---------- EXERCISE DATA ----------

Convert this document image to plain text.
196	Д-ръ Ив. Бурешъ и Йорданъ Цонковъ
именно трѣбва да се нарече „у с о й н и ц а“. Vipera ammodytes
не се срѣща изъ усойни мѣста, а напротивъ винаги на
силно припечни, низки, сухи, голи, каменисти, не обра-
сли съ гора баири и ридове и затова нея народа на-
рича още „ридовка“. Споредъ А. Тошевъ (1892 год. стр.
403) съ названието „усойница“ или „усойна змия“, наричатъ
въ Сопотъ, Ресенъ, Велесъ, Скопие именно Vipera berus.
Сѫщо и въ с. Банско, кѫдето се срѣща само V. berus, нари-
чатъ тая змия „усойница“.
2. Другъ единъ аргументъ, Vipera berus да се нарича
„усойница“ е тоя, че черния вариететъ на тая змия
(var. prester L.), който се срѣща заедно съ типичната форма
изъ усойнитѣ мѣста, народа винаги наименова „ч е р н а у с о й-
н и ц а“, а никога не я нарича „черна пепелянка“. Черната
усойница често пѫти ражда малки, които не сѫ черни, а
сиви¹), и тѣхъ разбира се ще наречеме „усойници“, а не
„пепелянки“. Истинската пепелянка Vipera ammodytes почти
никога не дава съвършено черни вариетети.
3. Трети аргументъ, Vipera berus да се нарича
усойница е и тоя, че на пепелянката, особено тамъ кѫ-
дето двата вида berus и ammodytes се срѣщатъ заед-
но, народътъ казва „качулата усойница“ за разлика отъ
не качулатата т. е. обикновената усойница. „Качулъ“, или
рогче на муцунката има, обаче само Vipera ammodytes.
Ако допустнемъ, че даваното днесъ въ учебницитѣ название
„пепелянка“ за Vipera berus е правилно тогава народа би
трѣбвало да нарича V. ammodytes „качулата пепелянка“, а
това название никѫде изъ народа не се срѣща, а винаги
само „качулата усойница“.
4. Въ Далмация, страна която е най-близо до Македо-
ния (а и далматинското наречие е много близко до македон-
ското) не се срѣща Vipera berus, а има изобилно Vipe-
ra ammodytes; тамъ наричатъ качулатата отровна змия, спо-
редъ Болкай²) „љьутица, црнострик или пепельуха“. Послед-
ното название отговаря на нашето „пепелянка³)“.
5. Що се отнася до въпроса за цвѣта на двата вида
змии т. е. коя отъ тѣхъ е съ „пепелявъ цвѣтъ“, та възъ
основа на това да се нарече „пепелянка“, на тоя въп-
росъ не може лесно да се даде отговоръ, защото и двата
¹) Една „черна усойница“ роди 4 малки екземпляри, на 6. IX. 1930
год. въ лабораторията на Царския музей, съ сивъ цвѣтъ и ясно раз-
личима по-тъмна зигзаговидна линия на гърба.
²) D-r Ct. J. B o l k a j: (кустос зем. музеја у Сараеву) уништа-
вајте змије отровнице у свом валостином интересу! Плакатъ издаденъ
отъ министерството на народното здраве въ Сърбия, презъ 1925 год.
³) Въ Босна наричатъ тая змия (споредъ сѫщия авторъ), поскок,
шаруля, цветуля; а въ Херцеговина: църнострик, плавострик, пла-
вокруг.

----------

> [EXERCISE]
Output the full listing exactly as it stands.

> [ANSWER]
Convert this document image to plain text.
196	Д-ръ Ив. Бурешъ и Йорданъ Цонковъ
именно трѣбва да се нарече „у с о й н и ц а“. Vipera ammodytes
не се срѣща изъ усойни мѣста, а напротивъ винаги на
силно припечни, низки, сухи, голи, каменисти, не обра-
сли съ гора баири и ридове и затова нея народа на-
рича още „ридовка“. Споредъ А. Тошевъ (1892 год. стр.
403) съ названието „усойница“ или „усойна змия“, наричатъ
въ Сопотъ, Ресенъ, Велесъ, Скопие именно Vipera berus.
Сѫщо и въ с. Банско, кѫдето се срѣща само V. berus, нари-
чатъ тая змия „усойница“.
2. Другъ единъ аргументъ, Vipera berus да се нарича
„усойница“ е тоя, че черния вариететъ на тая змия
(var. prester L.), който се срѣща заедно съ типичната форма
изъ усойнитѣ мѣста, народа винаги наименова „ч е р н а у с о й-
н и ц а“, а никога не я нарича „черна пепелянка“. Черната
усойница често пѫти ражда малки, които не сѫ черни, а
сиви¹), и тѣхъ разбира се ще наречеме „усойници“, а не
„пепелянки“. Истинската пепелянка Vipera ammodytes почти
никога не дава съвършено черни вариетети.
3. Трети аргументъ, Vipera berus да се нарича
усойница е и тоя, че на пепелянката, особено тамъ кѫ-
дето двата вида berus и ammodytes се срѣщатъ заед-
но, народътъ казва „качулата усойница“ за разлика отъ
не качулатата т. е. обикновената усойница. „Качулъ“, или
рогче на муцунката има, обаче само Vipera ammodytes.
Ако допустнемъ, че даваното днесъ въ учебницитѣ название
„пепелянка“ за Vipera berus е правилно тогава народа би
трѣбвало да нарича V. ammodytes „качулата пепелянка“, а
това название никѫде изъ народа не се срѣща, а винаги
само „качулата усойница“.
4. Въ Далмация, страна която е най-близо до Македо-
ния (а и далматинското наречие е много близко до македон-
ското) не се срѣща Vipera berus, а има изобилно Vipe-
ra ammodytes; тамъ наричатъ качулатата отровна змия, спо-
редъ Болкай²) „љьутица, црнострик или пепельуха“. Послед-
ното название отговаря на нашето „пепелянка³)“.
5. Що се отнася до въпроса за цвѣта на двата вида
змии т. е. коя отъ тѣхъ е съ „пепелявъ цвѣтъ“, та възъ
основа на това да се нарече „пепелянка“, на тоя въп-
росъ не може лесно да се даде отговоръ, защото и двата
¹) Една „черна усойница“ роди 4 малки екземпляри, на 6. IX. 1930
год. въ лабораторията на Царския музей, съ сивъ цвѣтъ и ясно раз-
личима по-тъмна зигзаговидна линия на гърба.
²) D-r Ct. J. B o l k a j: (кустос зем. музеја у Сараеву) уништа-
вајте змије отровнице у свом валостином интересу! Плакатъ издаденъ
отъ министерството на народното здраве въ Сърбия, презъ 1925 год.
³) Въ Босна наричатъ тая змия (споредъ сѫщия авторъ), поскок,
шаруля, цветуля; а въ Херцеговина: църнострик, плавострик, пла-
вокруг.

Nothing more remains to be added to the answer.